> **TASK INSTRUCTIONS**
Each entry that follows is to be retyped exactly. Pictures do not belong in the copy.

> **GIVEN DATA**
►

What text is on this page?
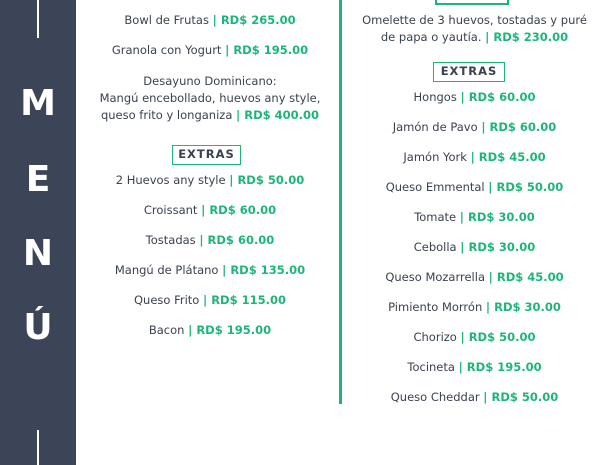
M
E
N
Ú
Bowl de Frutas | RD$ 265.00
Granola con Yogurt | RD$ 195.00
Desayuno Dominicano:
Mangú encebollado, huevos any style,
queso frito y longaniza | RD$ 400.00
EXTRAS
2 Huevos any style | RD$ 50.00
Croissant | RD$ 60.00
Tostadas | RD$ 60.00
Mangú de Plátano | RD$ 135.00
Queso Frito | RD$ 115.00
Bacon | RD$ 195.00
Omelette de 3 huevos, tostadas y puré
de papa o yautía. | RD$ 230.00
EXTRAS
Hongos | RD$ 60.00
Jamón de Pavo | RD$ 60.00
Jamón York | RD$ 45.00
Queso Emmental | RD$ 50.00
Tomate | RD$ 30.00
Cebolla | RD$ 30.00
Queso Mozarrella | RD$ 45.00
Pimiento Morrón | RD$ 30.00
Chorizo | RD$ 50.00
Tocineta | RD$ 195.00
Queso Cheddar | RD$ 50.00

◄

> **ANSWER TO THIS EXERCISE**
What text is on this page?
M
E
N
Ú
Bowl de Frutas | RD$ 265.00
Granola con Yogurt | RD$ 195.00
Desayuno Dominicano:
Mangú encebollado, huevos any style,
queso frito y longaniza | RD$ 400.00
EXTRAS
2 Huevos any style | RD$ 50.00
Croissant | RD$ 60.00
Tostadas | RD$ 60.00
Mangú de Plátano | RD$ 135.00
Queso Frito | RD$ 115.00
Bacon | RD$ 195.00
Omelette de 3 huevos, tostadas y puré
de papa o yautía. | RD$ 230.00
EXTRAS
Hongos | RD$ 60.00
Jamón de Pavo | RD$ 60.00
Jamón York | RD$ 45.00
Queso Emmental | RD$ 50.00
Tomate | RD$ 30.00
Cebolla | RD$ 30.00
Queso Mozarrella | RD$ 45.00
Pimiento Morrón | RD$ 30.00
Chorizo | RD$ 50.00
Tocineta | RD$ 195.00
Queso Cheddar | RD$ 50.00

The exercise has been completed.